<<<<
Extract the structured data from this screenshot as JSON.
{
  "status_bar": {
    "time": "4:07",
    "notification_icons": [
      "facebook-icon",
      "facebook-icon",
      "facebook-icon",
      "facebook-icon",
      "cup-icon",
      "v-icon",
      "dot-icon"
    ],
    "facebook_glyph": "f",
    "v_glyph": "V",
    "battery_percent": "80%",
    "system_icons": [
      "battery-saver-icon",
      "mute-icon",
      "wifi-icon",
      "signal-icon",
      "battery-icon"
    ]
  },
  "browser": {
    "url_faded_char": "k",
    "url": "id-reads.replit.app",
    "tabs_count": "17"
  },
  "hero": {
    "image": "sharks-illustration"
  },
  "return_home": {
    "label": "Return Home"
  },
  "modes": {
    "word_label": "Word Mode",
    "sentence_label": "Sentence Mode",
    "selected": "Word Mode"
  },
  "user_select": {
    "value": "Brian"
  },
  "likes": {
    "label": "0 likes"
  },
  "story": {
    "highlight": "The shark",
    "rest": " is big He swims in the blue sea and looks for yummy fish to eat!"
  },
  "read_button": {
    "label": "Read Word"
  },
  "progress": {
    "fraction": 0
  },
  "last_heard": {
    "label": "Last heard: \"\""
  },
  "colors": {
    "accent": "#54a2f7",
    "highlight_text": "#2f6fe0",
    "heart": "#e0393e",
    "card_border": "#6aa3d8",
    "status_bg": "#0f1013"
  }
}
>>>>
▶ REQUIRED WORK: Please restate the data word for word, every record included.

▶ ANSWER:
Extract the structured data from this screenshot as JSON.
{
  "status_bar": {
    "time": "4:07",
    "notification_icons": [
      "facebook-icon",
      "facebook-icon",
      "facebook-icon",
      "facebook-icon",
      "cup-icon",
      "v-icon",
      "dot-icon"
    ],
    "facebook_glyph": "f",
    "v_glyph": "V",
    "battery_percent": "80%",
    "system_icons": [
      "battery-saver-icon",
      "mute-icon",
      "wifi-icon",
      "signal-icon",
      "battery-icon"
    ]
  },
  "browser": {
    "url_faded_char": "k",
    "url": "id-reads.replit.app",
    "tabs_count": "17"
  },
  "hero": {
    "image": "sharks-illustration"
  },
  "return_home": {
    "label": "Return Home"
  },
  "modes": {
    "word_label": "Word Mode",
    "sentence_label": "Sentence Mode",
    "selected": "Word Mode"
  },
  "user_select": {
    "value": "Brian"
  },
  "likes": {
    "label": "0 likes"
  },
  "story": {
    "highlight": "The shark",
    "rest": " is big He swims in the blue sea and looks for yummy fish to eat!"
  },
  "read_button": {
    "label": "Read Word"
  },
  "progress": {
    "fraction": 0
  },
  "last_heard": {
    "label": "Last heard: \"\""
  },
  "colors": {
    "accent": "#54a2f7",
    "highlight_text": "#2f6fe0",
    "heart": "#e0393e",
    "card_border": "#6aa3d8",
    "status_bg": "#0f1013"
  }
}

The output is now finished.